-- Begin --

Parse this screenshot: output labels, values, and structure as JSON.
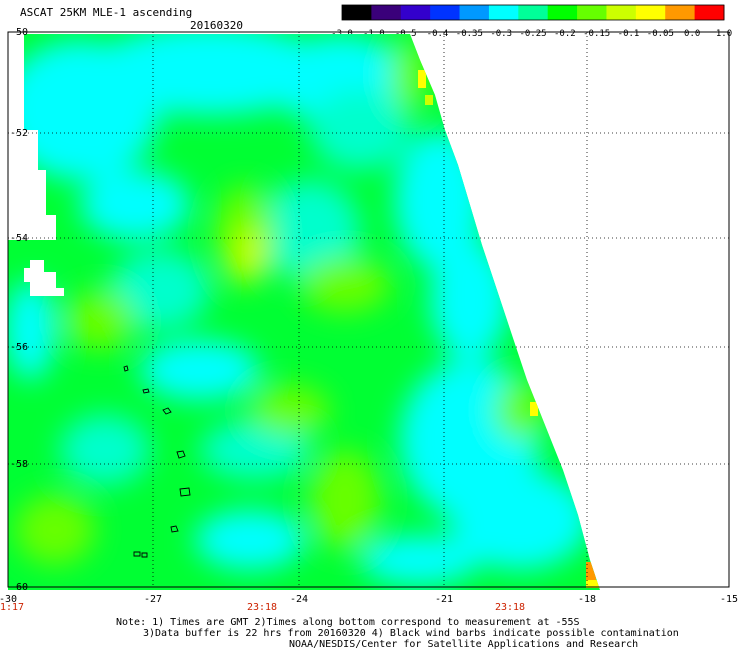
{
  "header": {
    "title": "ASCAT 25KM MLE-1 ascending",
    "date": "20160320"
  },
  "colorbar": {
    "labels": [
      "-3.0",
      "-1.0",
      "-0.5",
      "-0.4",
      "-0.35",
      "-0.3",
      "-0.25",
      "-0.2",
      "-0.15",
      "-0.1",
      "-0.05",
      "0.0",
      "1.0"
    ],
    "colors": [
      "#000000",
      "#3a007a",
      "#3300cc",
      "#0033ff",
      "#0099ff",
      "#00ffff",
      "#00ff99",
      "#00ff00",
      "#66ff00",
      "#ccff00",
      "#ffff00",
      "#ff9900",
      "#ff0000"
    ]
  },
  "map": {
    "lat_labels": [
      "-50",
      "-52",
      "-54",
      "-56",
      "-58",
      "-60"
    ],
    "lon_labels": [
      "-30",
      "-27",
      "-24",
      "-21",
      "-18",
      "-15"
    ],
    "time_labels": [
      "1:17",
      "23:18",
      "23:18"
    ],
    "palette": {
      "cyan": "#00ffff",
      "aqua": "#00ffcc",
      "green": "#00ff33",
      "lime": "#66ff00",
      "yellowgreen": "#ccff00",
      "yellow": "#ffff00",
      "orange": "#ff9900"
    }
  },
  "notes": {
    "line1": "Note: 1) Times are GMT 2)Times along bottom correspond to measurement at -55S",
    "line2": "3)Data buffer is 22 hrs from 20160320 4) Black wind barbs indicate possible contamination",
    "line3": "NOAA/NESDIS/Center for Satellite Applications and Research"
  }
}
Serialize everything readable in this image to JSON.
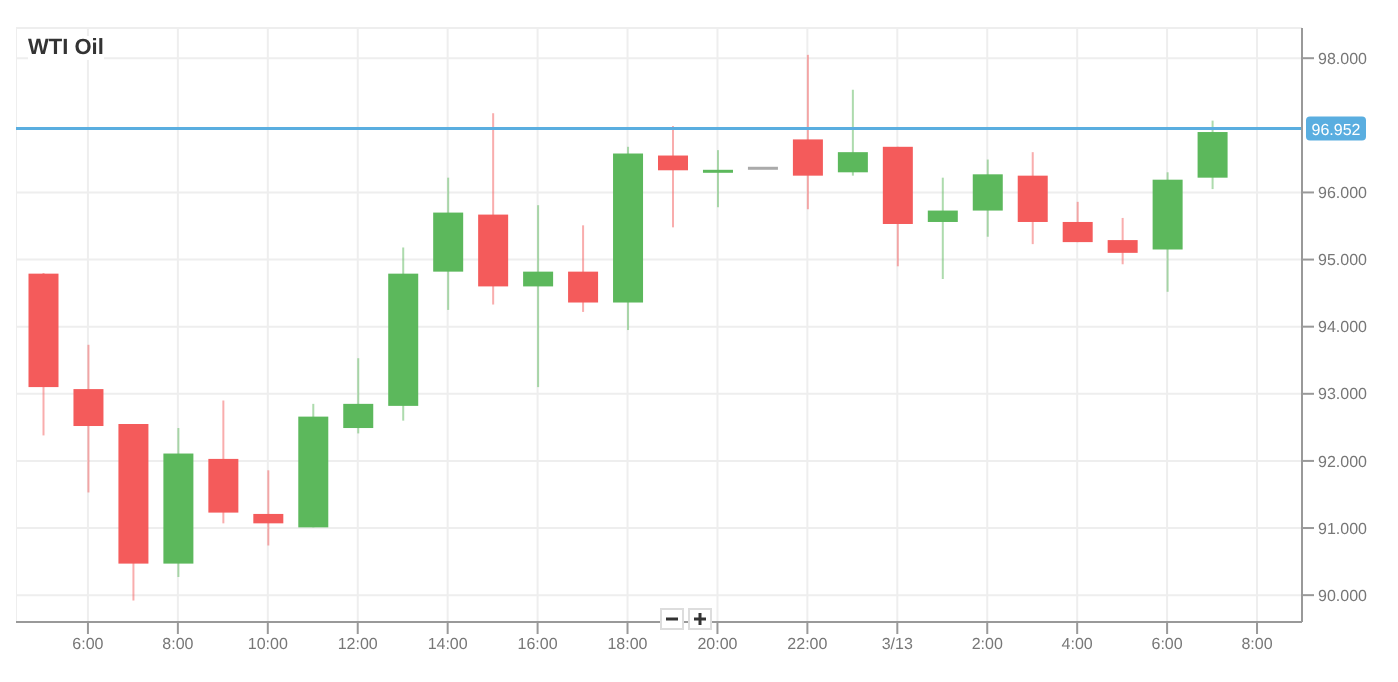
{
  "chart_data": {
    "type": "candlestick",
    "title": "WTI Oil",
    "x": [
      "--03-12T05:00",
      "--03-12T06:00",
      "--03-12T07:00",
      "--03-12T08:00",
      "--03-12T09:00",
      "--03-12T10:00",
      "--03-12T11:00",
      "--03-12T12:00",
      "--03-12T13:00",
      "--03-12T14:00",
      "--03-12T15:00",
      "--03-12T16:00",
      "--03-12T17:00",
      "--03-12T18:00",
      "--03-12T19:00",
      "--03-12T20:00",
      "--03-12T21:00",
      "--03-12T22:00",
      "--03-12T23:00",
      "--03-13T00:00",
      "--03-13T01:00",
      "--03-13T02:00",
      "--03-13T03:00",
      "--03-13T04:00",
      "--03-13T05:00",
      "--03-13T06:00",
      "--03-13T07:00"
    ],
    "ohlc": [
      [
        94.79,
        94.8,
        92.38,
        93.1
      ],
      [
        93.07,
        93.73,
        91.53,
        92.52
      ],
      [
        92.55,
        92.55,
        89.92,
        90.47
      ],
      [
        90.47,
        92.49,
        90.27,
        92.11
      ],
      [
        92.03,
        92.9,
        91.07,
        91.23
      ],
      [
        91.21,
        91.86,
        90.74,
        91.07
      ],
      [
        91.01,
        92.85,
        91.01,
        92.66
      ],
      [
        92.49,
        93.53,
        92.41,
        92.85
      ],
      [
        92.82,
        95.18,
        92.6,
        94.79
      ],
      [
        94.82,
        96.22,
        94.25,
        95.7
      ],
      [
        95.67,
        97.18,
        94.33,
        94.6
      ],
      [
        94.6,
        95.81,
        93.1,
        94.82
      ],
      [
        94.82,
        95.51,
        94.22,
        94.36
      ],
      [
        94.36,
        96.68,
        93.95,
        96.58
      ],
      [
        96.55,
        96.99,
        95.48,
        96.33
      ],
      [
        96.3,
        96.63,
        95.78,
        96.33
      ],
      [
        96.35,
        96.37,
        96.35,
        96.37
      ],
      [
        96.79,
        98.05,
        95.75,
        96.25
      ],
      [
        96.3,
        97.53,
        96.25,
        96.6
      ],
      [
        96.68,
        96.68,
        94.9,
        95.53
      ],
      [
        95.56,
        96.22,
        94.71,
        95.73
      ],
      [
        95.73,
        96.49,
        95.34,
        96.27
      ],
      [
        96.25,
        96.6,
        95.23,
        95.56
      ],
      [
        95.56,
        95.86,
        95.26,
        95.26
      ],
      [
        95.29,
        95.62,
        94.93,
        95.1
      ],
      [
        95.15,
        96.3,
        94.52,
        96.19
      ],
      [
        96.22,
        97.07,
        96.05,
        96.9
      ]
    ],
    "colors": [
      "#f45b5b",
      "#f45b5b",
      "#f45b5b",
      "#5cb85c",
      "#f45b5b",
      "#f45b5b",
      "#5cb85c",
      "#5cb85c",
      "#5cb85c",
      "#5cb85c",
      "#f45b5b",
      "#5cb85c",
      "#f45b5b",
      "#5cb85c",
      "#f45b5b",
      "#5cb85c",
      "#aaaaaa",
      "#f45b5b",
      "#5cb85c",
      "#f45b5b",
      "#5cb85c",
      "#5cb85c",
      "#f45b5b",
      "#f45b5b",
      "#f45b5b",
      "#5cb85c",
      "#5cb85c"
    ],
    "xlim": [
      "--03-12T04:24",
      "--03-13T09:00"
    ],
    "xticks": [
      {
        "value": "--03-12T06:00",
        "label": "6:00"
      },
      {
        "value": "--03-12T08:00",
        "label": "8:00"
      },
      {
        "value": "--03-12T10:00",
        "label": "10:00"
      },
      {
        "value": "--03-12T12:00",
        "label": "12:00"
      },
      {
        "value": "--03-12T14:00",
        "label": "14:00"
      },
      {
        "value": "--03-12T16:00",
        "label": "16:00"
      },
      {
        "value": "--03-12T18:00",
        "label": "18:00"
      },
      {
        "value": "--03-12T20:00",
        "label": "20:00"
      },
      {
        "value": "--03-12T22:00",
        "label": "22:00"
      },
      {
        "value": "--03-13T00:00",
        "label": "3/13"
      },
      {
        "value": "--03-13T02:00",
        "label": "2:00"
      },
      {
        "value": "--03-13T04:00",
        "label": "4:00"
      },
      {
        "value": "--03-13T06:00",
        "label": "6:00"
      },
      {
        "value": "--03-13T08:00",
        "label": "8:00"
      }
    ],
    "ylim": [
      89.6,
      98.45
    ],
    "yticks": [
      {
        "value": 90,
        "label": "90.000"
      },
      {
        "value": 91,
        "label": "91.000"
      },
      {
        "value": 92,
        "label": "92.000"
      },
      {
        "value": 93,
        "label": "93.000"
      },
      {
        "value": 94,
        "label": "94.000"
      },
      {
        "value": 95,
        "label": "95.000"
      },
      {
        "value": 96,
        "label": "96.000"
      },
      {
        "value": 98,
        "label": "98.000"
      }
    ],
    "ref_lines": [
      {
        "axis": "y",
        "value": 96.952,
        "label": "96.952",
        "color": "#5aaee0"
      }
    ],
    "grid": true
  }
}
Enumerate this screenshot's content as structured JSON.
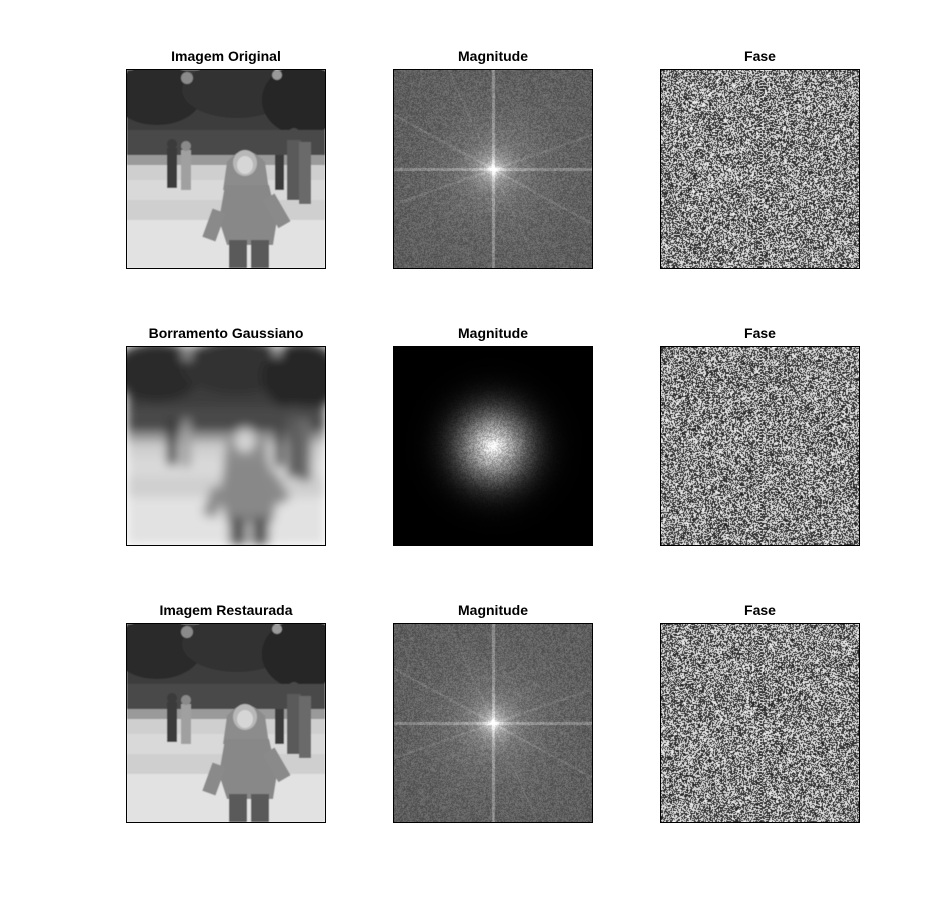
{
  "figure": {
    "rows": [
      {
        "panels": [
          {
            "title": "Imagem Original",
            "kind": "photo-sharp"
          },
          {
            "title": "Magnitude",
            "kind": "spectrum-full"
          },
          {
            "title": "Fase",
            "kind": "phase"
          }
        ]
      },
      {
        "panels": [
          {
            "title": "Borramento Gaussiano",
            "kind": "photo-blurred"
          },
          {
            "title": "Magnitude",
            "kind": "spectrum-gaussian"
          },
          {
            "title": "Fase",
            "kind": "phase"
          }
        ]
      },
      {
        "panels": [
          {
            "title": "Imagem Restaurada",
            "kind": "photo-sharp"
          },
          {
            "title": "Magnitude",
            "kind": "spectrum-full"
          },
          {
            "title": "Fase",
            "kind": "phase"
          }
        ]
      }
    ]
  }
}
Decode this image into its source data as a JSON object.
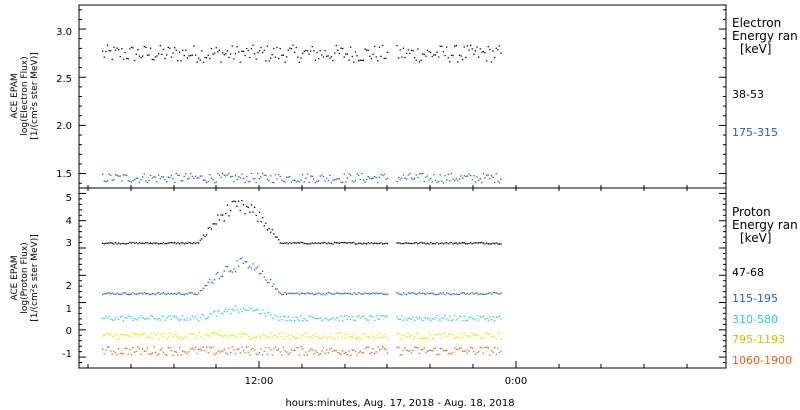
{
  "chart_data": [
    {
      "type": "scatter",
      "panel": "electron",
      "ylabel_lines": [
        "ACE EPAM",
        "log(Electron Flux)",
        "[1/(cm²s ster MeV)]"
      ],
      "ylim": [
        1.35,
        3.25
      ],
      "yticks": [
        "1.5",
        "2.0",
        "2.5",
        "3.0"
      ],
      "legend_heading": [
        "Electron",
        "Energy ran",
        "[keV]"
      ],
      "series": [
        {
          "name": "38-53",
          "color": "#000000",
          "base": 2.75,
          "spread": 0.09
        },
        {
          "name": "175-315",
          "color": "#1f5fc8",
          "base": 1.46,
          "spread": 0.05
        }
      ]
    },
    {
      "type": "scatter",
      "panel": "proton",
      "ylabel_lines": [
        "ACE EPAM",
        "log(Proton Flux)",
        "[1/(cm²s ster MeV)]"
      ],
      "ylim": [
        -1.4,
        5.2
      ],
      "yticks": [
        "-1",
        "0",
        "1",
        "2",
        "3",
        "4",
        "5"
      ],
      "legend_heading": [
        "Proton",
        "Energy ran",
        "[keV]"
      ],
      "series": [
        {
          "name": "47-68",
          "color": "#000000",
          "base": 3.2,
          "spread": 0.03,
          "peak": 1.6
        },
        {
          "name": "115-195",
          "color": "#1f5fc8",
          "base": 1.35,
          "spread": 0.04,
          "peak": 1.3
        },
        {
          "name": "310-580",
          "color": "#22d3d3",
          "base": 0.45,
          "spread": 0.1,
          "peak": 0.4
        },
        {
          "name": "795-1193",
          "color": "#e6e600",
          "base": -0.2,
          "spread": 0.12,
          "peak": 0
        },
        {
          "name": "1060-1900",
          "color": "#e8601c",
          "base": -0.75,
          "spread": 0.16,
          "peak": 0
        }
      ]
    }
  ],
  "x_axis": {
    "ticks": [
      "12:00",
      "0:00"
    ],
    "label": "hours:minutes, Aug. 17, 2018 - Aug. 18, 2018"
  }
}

-- End --

Your goal
Check each line above for the word "JSON", and copy the lines where it appears.

Answer to the problem
Parse this screenshot: output labels, values, and structure as JSON.
Serialize everything readable in this image to JSON.
Enumerate this screenshot's content as structured JSON.
Decode this image into its source data as a JSON object.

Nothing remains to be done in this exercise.